Items from a figure collection:

┄┄┄┄┄┄┄┄┄┄┄┄┄┄┄┄┄┄┄┄

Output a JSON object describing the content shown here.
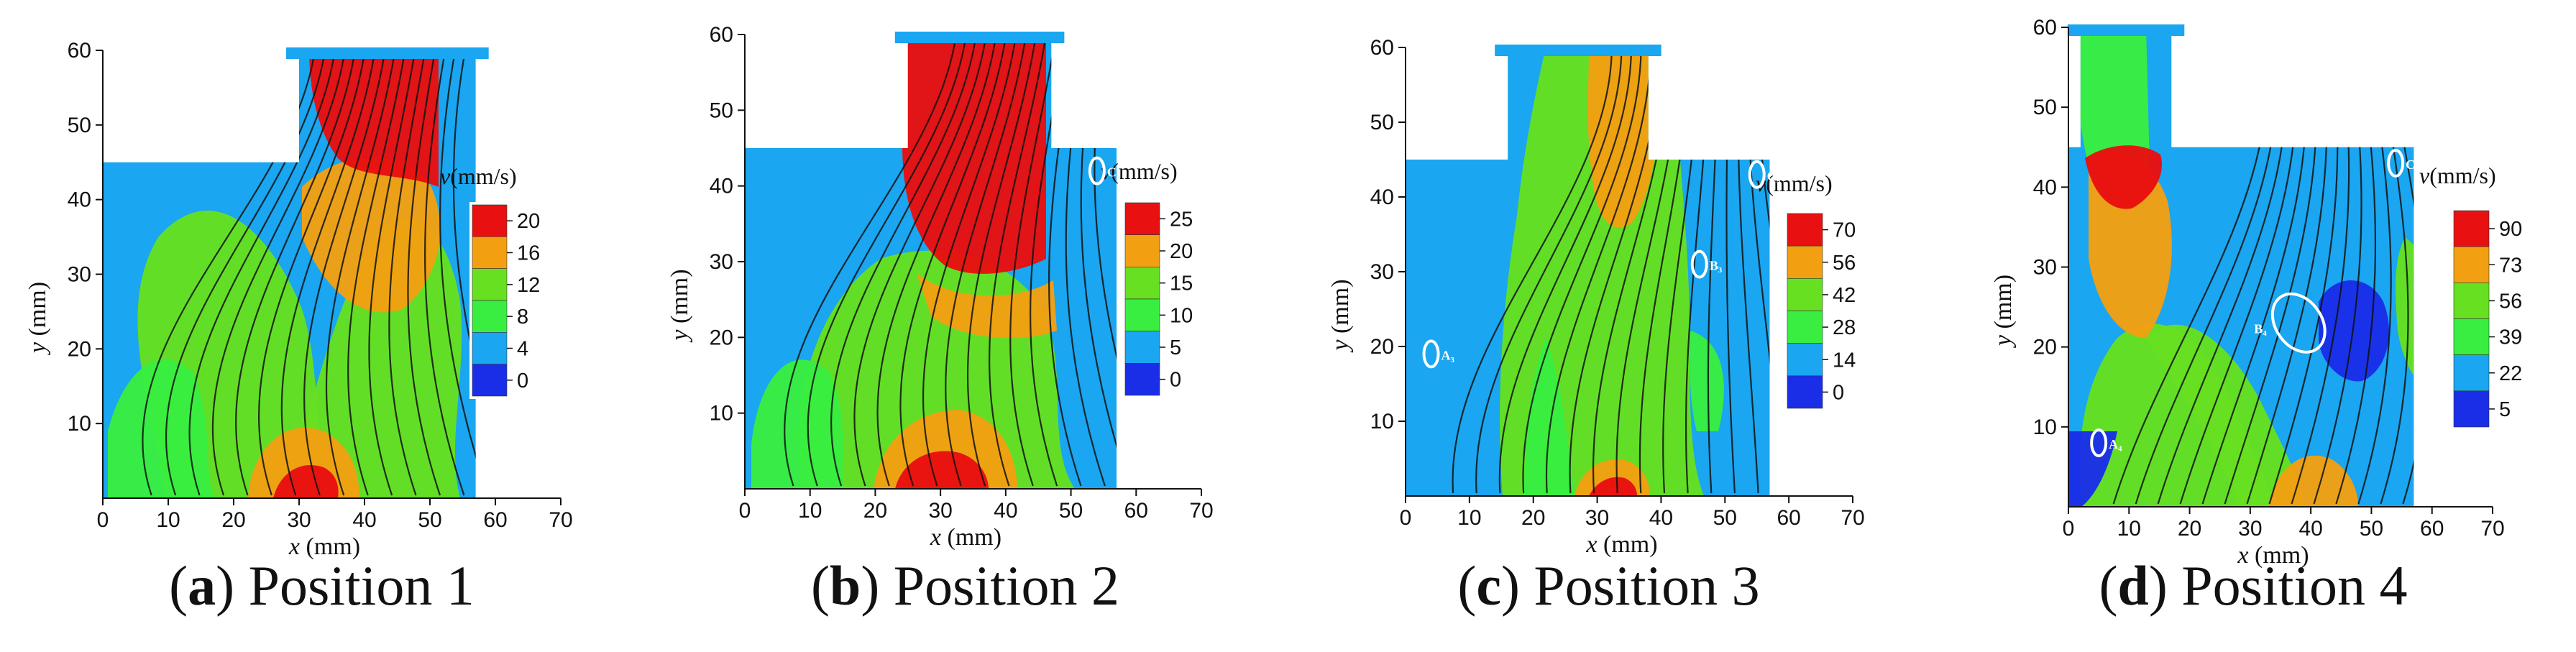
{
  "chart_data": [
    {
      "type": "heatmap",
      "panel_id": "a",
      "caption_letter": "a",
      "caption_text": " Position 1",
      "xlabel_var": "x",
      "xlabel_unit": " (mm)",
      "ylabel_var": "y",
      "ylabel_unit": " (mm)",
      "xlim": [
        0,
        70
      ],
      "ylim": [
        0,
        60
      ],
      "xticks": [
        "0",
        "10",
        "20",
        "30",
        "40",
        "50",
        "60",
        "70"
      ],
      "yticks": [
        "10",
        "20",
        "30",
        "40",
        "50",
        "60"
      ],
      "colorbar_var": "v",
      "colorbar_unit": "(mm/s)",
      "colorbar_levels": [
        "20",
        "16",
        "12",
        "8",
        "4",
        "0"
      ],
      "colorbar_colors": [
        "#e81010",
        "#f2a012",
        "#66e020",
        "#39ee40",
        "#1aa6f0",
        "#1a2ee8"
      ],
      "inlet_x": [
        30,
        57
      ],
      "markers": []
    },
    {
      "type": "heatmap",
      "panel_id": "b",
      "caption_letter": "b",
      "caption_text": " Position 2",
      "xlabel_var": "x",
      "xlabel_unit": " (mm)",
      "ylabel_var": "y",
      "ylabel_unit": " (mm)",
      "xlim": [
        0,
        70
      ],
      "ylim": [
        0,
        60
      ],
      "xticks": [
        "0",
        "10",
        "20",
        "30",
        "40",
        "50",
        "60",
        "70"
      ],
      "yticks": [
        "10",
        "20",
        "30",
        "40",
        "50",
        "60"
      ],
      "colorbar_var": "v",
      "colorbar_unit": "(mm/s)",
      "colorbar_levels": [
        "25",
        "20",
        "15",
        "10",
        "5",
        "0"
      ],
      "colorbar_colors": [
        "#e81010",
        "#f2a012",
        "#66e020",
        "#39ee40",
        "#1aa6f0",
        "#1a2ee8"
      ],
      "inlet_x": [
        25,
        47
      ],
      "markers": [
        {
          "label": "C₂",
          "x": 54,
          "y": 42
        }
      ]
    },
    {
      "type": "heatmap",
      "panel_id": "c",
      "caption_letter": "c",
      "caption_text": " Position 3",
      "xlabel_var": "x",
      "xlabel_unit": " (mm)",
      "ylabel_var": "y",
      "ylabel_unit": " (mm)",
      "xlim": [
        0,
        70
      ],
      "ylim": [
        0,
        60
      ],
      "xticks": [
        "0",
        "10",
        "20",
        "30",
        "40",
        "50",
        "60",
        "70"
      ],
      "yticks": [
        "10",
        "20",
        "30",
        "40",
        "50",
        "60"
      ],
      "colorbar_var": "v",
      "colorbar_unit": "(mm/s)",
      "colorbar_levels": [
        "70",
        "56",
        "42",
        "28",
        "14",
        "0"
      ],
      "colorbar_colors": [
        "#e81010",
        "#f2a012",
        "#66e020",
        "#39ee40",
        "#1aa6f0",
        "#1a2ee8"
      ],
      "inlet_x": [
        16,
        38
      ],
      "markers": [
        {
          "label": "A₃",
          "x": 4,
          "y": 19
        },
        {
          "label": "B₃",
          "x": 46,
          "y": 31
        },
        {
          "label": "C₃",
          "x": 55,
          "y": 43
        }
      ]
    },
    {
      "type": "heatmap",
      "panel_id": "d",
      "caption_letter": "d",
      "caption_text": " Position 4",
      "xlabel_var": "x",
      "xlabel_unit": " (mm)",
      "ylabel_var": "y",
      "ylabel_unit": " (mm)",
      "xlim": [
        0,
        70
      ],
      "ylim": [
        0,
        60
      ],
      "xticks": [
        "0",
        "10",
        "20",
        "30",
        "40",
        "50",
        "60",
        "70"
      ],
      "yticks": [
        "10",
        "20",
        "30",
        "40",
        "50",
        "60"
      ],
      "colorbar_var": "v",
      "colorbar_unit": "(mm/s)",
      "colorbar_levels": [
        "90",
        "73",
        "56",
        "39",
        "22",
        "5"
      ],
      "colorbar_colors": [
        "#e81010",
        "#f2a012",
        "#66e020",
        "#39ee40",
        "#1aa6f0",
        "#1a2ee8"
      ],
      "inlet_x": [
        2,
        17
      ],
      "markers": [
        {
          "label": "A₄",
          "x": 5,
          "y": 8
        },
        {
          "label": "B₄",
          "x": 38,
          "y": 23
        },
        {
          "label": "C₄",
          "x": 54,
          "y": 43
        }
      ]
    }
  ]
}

┄┄┄┄┄┄┄┄┄┄┄┄┄┄┄┄┄┄┄┄

■ **Given task**: Which lines in the records above contain the string "Position"? Copy each one.

■ **Response**:
      "caption_text": " Position 1",
      "caption_text": " Position 2",
      "caption_text": " Position 3",
      "caption_text": " Position 4",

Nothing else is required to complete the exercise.